Dataset rows about figures
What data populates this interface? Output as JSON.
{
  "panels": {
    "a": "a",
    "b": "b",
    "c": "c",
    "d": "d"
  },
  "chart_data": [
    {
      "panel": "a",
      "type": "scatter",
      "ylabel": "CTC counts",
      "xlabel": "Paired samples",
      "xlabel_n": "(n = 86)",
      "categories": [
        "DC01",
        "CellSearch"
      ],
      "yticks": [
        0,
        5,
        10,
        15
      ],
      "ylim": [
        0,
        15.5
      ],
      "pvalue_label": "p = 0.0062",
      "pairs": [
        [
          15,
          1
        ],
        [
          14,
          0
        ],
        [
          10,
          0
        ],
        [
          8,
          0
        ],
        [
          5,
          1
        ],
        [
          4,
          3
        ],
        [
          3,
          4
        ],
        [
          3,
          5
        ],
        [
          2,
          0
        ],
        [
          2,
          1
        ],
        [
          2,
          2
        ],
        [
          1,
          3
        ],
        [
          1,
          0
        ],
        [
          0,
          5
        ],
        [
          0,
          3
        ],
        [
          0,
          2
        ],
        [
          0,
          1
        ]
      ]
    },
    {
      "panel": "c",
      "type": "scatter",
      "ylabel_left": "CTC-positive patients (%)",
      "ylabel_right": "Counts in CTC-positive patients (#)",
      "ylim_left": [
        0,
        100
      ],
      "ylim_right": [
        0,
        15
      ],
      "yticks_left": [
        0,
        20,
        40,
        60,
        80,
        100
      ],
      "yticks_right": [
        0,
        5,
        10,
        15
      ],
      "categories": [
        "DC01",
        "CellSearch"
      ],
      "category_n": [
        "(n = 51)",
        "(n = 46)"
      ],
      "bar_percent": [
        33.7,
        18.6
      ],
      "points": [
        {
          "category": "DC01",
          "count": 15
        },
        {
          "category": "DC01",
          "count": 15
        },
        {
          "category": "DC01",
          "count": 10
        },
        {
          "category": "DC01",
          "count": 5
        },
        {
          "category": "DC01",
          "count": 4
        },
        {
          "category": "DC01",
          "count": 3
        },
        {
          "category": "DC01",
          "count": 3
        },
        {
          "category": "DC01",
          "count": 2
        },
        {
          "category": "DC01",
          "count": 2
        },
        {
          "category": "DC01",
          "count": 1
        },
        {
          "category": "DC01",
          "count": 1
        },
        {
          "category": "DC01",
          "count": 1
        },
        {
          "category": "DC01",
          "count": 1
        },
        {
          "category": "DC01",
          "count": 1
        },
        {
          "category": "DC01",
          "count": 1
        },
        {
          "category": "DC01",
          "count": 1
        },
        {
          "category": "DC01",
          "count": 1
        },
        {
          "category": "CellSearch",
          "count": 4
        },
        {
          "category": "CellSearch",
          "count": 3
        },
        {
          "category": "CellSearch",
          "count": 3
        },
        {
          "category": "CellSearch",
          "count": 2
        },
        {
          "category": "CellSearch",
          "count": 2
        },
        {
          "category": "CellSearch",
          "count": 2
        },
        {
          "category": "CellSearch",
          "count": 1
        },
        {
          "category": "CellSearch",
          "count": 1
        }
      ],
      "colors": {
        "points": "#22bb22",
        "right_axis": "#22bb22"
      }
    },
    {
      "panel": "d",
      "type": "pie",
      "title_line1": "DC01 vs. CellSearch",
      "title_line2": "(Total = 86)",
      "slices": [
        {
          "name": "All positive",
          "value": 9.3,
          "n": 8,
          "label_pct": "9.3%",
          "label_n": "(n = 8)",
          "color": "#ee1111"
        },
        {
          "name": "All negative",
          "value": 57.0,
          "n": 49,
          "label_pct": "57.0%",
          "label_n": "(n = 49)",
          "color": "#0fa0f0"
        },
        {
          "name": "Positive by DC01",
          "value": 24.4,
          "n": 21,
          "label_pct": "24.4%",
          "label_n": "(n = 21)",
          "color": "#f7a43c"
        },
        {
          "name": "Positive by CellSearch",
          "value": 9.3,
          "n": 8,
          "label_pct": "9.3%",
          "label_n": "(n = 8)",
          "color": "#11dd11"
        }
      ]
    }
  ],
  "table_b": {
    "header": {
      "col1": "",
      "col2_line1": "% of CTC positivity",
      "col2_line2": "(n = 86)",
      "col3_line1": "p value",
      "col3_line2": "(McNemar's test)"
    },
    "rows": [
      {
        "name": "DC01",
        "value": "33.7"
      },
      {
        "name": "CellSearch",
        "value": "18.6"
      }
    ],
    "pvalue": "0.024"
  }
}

Problem details
Output the records above, each one exactly, with none left out.

Exercise solution
What data populates this interface? Output as JSON.
{
  "panels": {
    "a": "a",
    "b": "b",
    "c": "c",
    "d": "d"
  },
  "chart_data": [
    {
      "panel": "a",
      "type": "scatter",
      "ylabel": "CTC counts",
      "xlabel": "Paired samples",
      "xlabel_n": "(n = 86)",
      "categories": [
        "DC01",
        "CellSearch"
      ],
      "yticks": [
        0,
        5,
        10,
        15
      ],
      "ylim": [
        0,
        15.5
      ],
      "pvalue_label": "p = 0.0062",
      "pairs": [
        [
          15,
          1
        ],
        [
          14,
          0
        ],
        [
          10,
          0
        ],
        [
          8,
          0
        ],
        [
          5,
          1
        ],
        [
          4,
          3
        ],
        [
          3,
          4
        ],
        [
          3,
          5
        ],
        [
          2,
          0
        ],
        [
          2,
          1
        ],
        [
          2,
          2
        ],
        [
          1,
          3
        ],
        [
          1,
          0
        ],
        [
          0,
          5
        ],
        [
          0,
          3
        ],
        [
          0,
          2
        ],
        [
          0,
          1
        ]
      ]
    },
    {
      "panel": "c",
      "type": "scatter",
      "ylabel_left": "CTC-positive patients (%)",
      "ylabel_right": "Counts in CTC-positive patients (#)",
      "ylim_left": [
        0,
        100
      ],
      "ylim_right": [
        0,
        15
      ],
      "yticks_left": [
        0,
        20,
        40,
        60,
        80,
        100
      ],
      "yticks_right": [
        0,
        5,
        10,
        15
      ],
      "categories": [
        "DC01",
        "CellSearch"
      ],
      "category_n": [
        "(n = 51)",
        "(n = 46)"
      ],
      "bar_percent": [
        33.7,
        18.6
      ],
      "points": [
        {
          "category": "DC01",
          "count": 15
        },
        {
          "category": "DC01",
          "count": 15
        },
        {
          "category": "DC01",
          "count": 10
        },
        {
          "category": "DC01",
          "count": 5
        },
        {
          "category": "DC01",
          "count": 4
        },
        {
          "category": "DC01",
          "count": 3
        },
        {
          "category": "DC01",
          "count": 3
        },
        {
          "category": "DC01",
          "count": 2
        },
        {
          "category": "DC01",
          "count": 2
        },
        {
          "category": "DC01",
          "count": 1
        },
        {
          "category": "DC01",
          "count": 1
        },
        {
          "category": "DC01",
          "count": 1
        },
        {
          "category": "DC01",
          "count": 1
        },
        {
          "category": "DC01",
          "count": 1
        },
        {
          "category": "DC01",
          "count": 1
        },
        {
          "category": "DC01",
          "count": 1
        },
        {
          "category": "DC01",
          "count": 1
        },
        {
          "category": "CellSearch",
          "count": 4
        },
        {
          "category": "CellSearch",
          "count": 3
        },
        {
          "category": "CellSearch",
          "count": 3
        },
        {
          "category": "CellSearch",
          "count": 2
        },
        {
          "category": "CellSearch",
          "count": 2
        },
        {
          "category": "CellSearch",
          "count": 2
        },
        {
          "category": "CellSearch",
          "count": 1
        },
        {
          "category": "CellSearch",
          "count": 1
        }
      ],
      "colors": {
        "points": "#22bb22",
        "right_axis": "#22bb22"
      }
    },
    {
      "panel": "d",
      "type": "pie",
      "title_line1": "DC01 vs. CellSearch",
      "title_line2": "(Total = 86)",
      "slices": [
        {
          "name": "All positive",
          "value": 9.3,
          "n": 8,
          "label_pct": "9.3%",
          "label_n": "(n = 8)",
          "color": "#ee1111"
        },
        {
          "name": "All negative",
          "value": 57.0,
          "n": 49,
          "label_pct": "57.0%",
          "label_n": "(n = 49)",
          "color": "#0fa0f0"
        },
        {
          "name": "Positive by DC01",
          "value": 24.4,
          "n": 21,
          "label_pct": "24.4%",
          "label_n": "(n = 21)",
          "color": "#f7a43c"
        },
        {
          "name": "Positive by CellSearch",
          "value": 9.3,
          "n": 8,
          "label_pct": "9.3%",
          "label_n": "(n = 8)",
          "color": "#11dd11"
        }
      ]
    }
  ],
  "table_b": {
    "header": {
      "col1": "",
      "col2_line1": "% of CTC positivity",
      "col2_line2": "(n = 86)",
      "col3_line1": "p value",
      "col3_line2": "(McNemar's test)"
    },
    "rows": [
      {
        "name": "DC01",
        "value": "33.7"
      },
      {
        "name": "CellSearch",
        "value": "18.6"
      }
    ],
    "pvalue": "0.024"
  }
}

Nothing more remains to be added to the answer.